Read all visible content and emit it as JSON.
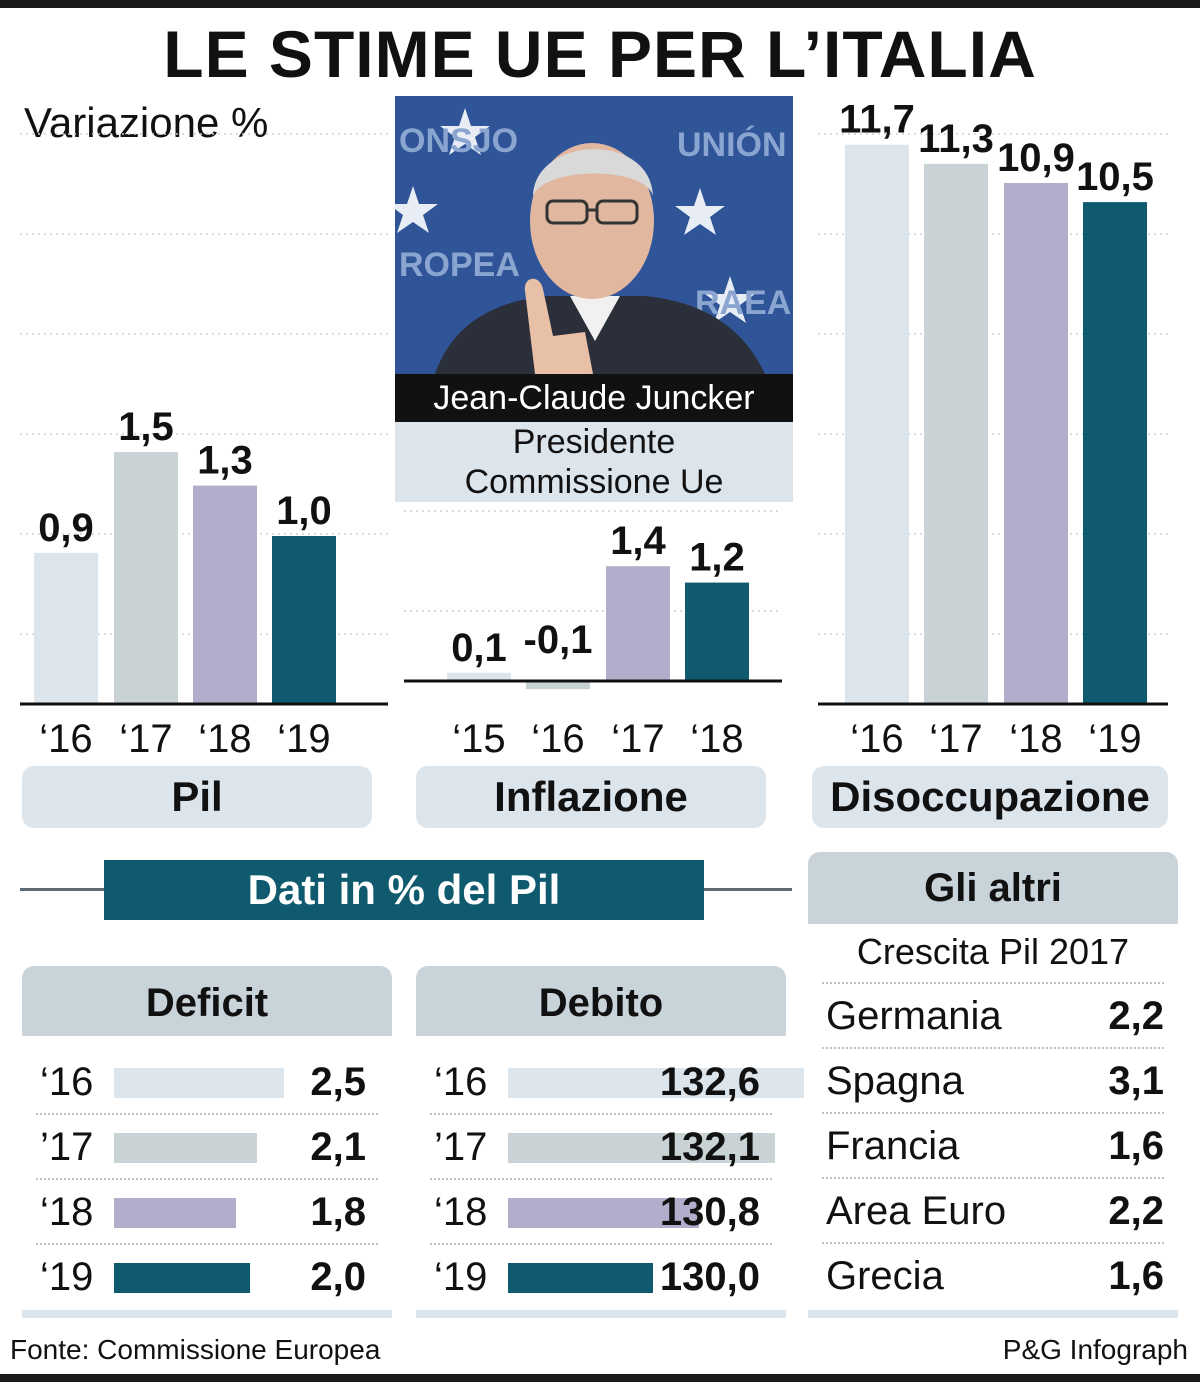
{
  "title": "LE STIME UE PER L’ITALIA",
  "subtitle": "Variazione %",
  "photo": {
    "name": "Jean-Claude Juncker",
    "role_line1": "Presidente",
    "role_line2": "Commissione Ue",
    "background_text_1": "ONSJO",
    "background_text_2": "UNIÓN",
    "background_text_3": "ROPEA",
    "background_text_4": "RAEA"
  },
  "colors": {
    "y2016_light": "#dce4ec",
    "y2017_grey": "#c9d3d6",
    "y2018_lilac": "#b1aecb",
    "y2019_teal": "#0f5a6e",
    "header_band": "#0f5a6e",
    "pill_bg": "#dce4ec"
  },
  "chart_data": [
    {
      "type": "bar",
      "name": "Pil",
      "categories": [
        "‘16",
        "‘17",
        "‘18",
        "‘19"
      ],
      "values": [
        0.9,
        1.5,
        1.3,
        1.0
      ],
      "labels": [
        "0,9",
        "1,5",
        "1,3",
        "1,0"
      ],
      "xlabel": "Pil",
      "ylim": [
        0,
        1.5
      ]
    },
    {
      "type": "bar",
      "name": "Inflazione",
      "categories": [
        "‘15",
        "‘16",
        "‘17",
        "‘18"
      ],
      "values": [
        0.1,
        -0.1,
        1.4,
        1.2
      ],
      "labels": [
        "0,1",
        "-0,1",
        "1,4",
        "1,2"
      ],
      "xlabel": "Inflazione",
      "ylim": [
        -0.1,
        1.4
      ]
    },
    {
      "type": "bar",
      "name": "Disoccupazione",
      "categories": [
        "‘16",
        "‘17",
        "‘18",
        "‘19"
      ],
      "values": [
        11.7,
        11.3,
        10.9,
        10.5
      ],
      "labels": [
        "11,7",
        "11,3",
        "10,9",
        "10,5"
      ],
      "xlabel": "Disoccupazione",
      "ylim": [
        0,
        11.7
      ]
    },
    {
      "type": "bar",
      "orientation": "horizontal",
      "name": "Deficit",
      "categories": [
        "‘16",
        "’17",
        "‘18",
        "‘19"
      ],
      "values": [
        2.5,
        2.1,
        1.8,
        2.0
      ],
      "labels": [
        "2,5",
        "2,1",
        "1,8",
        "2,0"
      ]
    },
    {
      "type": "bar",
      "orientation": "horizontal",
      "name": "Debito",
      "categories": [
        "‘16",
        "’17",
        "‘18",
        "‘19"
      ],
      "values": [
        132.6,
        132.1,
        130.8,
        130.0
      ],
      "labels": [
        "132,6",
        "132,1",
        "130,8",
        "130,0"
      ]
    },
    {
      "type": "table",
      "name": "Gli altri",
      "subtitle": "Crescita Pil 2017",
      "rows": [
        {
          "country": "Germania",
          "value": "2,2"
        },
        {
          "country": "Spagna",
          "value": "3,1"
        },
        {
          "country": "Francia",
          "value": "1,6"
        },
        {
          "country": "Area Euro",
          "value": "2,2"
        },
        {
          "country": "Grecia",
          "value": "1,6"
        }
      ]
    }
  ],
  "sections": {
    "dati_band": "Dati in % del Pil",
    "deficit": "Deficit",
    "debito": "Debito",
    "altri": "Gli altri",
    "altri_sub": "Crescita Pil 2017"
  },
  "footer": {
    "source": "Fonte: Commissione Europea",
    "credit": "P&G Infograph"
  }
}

....................

* Exercise aim *
In your copy, repeat each record exactly and include no pictures.

* Answer for the task *
Read all visible content and emit it as JSON.
{
  "title": "LE STIME UE PER L’ITALIA",
  "subtitle": "Variazione %",
  "photo": {
    "name": "Jean-Claude Juncker",
    "role_line1": "Presidente",
    "role_line2": "Commissione Ue",
    "background_text_1": "ONSJO",
    "background_text_2": "UNIÓN",
    "background_text_3": "ROPEA",
    "background_text_4": "RAEA"
  },
  "colors": {
    "y2016_light": "#dce4ec",
    "y2017_grey": "#c9d3d6",
    "y2018_lilac": "#b1aecb",
    "y2019_teal": "#0f5a6e",
    "header_band": "#0f5a6e",
    "pill_bg": "#dce4ec"
  },
  "chart_data": [
    {
      "type": "bar",
      "name": "Pil",
      "categories": [
        "‘16",
        "‘17",
        "‘18",
        "‘19"
      ],
      "values": [
        0.9,
        1.5,
        1.3,
        1.0
      ],
      "labels": [
        "0,9",
        "1,5",
        "1,3",
        "1,0"
      ],
      "xlabel": "Pil",
      "ylim": [
        0,
        1.5
      ]
    },
    {
      "type": "bar",
      "name": "Inflazione",
      "categories": [
        "‘15",
        "‘16",
        "‘17",
        "‘18"
      ],
      "values": [
        0.1,
        -0.1,
        1.4,
        1.2
      ],
      "labels": [
        "0,1",
        "-0,1",
        "1,4",
        "1,2"
      ],
      "xlabel": "Inflazione",
      "ylim": [
        -0.1,
        1.4
      ]
    },
    {
      "type": "bar",
      "name": "Disoccupazione",
      "categories": [
        "‘16",
        "‘17",
        "‘18",
        "‘19"
      ],
      "values": [
        11.7,
        11.3,
        10.9,
        10.5
      ],
      "labels": [
        "11,7",
        "11,3",
        "10,9",
        "10,5"
      ],
      "xlabel": "Disoccupazione",
      "ylim": [
        0,
        11.7
      ]
    },
    {
      "type": "bar",
      "orientation": "horizontal",
      "name": "Deficit",
      "categories": [
        "‘16",
        "’17",
        "‘18",
        "‘19"
      ],
      "values": [
        2.5,
        2.1,
        1.8,
        2.0
      ],
      "labels": [
        "2,5",
        "2,1",
        "1,8",
        "2,0"
      ]
    },
    {
      "type": "bar",
      "orientation": "horizontal",
      "name": "Debito",
      "categories": [
        "‘16",
        "’17",
        "‘18",
        "‘19"
      ],
      "values": [
        132.6,
        132.1,
        130.8,
        130.0
      ],
      "labels": [
        "132,6",
        "132,1",
        "130,8",
        "130,0"
      ]
    },
    {
      "type": "table",
      "name": "Gli altri",
      "subtitle": "Crescita Pil 2017",
      "rows": [
        {
          "country": "Germania",
          "value": "2,2"
        },
        {
          "country": "Spagna",
          "value": "3,1"
        },
        {
          "country": "Francia",
          "value": "1,6"
        },
        {
          "country": "Area Euro",
          "value": "2,2"
        },
        {
          "country": "Grecia",
          "value": "1,6"
        }
      ]
    }
  ],
  "sections": {
    "dati_band": "Dati in % del Pil",
    "deficit": "Deficit",
    "debito": "Debito",
    "altri": "Gli altri",
    "altri_sub": "Crescita Pil 2017"
  },
  "footer": {
    "source": "Fonte: Commissione Europea",
    "credit": "P&G Infograph"
  }
}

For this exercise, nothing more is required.